## SEITE
Fünf Wochen vor Beginn der Vorwahlen in Iowa steigt nun auch die Spannung.
Von den ursprünglich 29 Kandidatinnen und Kandidaten sind bereits 14 aus dem Rennen ausgestiegen. Von den verbliebenen 15 Bewerbern sind weitere 5 so aussichtslos, dass ich sie an dieser Stelle auch nicht weiter berücksichtige.
Bleiben noch 10 Kandidatinnen und Kandidaten, die derzeit noch eine mehr oder weniger relevante Rolle beim Ausgang der Vorwahlen 2020 spielen. Hierbei hat sich im Vergleich zu Anfang November nicht viel verändert.

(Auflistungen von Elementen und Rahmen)

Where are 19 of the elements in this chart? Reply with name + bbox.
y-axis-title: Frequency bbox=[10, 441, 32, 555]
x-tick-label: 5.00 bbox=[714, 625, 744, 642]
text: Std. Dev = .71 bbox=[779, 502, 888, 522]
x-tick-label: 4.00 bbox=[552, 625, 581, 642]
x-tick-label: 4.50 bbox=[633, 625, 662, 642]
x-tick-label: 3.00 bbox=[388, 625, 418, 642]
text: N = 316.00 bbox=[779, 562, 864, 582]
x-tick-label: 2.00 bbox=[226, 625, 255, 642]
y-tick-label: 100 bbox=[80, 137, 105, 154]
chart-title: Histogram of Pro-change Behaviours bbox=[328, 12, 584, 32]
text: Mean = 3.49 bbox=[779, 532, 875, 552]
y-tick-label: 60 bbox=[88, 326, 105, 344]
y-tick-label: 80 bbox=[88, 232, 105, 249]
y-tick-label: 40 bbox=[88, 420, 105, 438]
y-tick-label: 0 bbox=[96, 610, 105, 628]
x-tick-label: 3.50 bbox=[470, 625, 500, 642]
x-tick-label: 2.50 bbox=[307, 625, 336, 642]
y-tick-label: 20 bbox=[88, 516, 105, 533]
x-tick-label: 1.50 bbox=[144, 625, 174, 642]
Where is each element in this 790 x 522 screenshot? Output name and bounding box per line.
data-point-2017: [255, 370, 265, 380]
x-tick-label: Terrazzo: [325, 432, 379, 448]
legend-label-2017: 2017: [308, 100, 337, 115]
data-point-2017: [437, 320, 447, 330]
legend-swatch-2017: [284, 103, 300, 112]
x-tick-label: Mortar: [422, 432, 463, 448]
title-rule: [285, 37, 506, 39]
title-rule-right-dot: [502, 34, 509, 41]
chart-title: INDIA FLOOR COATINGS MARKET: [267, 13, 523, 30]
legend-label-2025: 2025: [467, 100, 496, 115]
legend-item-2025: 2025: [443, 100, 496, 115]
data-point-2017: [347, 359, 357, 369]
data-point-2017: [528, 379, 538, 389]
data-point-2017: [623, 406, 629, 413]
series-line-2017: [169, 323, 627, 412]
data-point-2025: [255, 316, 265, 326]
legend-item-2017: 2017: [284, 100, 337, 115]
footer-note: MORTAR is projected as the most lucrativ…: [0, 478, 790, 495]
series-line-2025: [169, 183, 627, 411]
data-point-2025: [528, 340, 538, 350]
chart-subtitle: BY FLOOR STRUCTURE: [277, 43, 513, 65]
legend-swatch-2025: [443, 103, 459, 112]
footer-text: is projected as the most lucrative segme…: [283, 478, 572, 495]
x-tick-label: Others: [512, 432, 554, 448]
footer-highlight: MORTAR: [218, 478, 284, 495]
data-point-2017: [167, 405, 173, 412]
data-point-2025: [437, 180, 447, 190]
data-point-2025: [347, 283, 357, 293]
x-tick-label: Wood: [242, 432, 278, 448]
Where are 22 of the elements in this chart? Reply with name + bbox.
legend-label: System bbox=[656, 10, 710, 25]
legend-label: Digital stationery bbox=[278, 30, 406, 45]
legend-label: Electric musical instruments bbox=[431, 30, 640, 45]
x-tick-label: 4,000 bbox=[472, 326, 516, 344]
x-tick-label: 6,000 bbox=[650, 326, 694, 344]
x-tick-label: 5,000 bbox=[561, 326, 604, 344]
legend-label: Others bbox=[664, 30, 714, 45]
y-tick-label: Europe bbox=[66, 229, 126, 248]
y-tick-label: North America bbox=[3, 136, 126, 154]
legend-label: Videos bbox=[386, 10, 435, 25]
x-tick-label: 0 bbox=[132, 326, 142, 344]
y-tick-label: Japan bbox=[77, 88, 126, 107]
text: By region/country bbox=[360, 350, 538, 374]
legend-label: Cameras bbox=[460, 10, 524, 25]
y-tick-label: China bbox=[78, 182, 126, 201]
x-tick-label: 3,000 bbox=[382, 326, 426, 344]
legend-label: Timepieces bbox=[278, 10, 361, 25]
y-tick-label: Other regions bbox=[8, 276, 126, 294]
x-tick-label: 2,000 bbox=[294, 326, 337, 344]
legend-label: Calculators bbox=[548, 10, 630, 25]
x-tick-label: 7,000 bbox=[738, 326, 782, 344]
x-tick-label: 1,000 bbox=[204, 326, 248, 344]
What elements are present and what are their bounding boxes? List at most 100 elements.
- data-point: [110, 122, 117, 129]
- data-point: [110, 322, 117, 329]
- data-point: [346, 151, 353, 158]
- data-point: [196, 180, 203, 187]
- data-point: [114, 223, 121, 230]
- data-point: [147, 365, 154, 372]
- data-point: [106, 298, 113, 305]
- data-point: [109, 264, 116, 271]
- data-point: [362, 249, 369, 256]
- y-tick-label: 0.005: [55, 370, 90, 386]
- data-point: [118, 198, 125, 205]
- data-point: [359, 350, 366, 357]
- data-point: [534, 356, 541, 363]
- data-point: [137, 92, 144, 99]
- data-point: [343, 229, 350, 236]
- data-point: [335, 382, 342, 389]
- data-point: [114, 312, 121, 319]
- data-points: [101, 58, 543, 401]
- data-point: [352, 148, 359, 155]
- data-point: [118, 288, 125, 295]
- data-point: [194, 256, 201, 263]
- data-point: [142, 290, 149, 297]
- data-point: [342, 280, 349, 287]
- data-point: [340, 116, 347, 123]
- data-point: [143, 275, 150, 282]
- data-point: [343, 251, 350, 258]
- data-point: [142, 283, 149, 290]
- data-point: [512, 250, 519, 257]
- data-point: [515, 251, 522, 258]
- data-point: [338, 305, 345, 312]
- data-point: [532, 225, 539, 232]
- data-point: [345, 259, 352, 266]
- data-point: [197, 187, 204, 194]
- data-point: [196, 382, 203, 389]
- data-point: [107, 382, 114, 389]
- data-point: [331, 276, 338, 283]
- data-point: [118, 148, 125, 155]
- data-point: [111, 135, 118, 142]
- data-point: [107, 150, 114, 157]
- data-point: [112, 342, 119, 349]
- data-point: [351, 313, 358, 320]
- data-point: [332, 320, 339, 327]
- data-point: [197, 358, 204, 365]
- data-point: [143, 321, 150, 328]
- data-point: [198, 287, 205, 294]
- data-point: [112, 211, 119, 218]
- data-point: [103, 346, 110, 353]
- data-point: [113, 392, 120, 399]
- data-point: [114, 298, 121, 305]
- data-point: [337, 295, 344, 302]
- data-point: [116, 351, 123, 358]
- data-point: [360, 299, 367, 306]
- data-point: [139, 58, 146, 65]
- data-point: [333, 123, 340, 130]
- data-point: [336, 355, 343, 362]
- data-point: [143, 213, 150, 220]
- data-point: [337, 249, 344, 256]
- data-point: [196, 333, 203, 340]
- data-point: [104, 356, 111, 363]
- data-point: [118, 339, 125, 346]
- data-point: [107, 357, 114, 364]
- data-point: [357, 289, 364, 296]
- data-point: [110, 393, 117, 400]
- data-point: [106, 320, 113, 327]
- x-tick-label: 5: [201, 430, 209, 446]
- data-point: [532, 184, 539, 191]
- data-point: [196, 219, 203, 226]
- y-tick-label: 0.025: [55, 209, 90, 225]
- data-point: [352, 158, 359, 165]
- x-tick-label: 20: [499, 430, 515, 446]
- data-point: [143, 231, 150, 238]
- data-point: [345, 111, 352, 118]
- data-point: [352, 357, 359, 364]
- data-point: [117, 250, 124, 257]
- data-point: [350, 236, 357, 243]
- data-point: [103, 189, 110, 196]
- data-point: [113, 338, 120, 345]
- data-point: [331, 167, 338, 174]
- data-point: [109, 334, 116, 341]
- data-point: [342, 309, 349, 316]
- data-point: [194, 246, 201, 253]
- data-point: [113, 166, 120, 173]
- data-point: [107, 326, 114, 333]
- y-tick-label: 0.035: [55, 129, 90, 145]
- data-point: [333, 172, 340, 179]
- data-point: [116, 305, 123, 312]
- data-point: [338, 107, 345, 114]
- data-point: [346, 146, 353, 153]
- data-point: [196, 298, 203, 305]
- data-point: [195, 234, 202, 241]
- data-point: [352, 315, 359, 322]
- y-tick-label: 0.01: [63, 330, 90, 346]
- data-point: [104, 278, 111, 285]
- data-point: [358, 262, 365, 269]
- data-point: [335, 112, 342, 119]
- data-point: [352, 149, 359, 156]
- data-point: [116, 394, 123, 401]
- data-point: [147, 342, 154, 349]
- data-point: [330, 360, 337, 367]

## SCHRIFTLICHE ANWEISUNG
Gib den Text über die Vorwahlen 2020 vollständig und wortgetreu aus.

## ERWARTETE ANTWORT
Fünf Wochen vor Beginn der Vorwahlen in Iowa steigt nun auch die Spannung.
Von den ursprünglich 29 Kandidatinnen und Kandidaten sind bereits 14 aus dem Rennen ausgestiegen. Von den verbliebenen 15 Bewerbern sind weitere 5 so aussichtslos, dass ich sie an dieser Stelle auch nicht weiter berücksichtige.
Bleiben noch 10 Kandidatinnen und Kandidaten, die derzeit noch eine mehr oder weniger relevante Rolle beim Ausgang der Vorwahlen 2020 spielen. Hierbei hat sich im Vergleich zu Anfang November nicht viel verändert.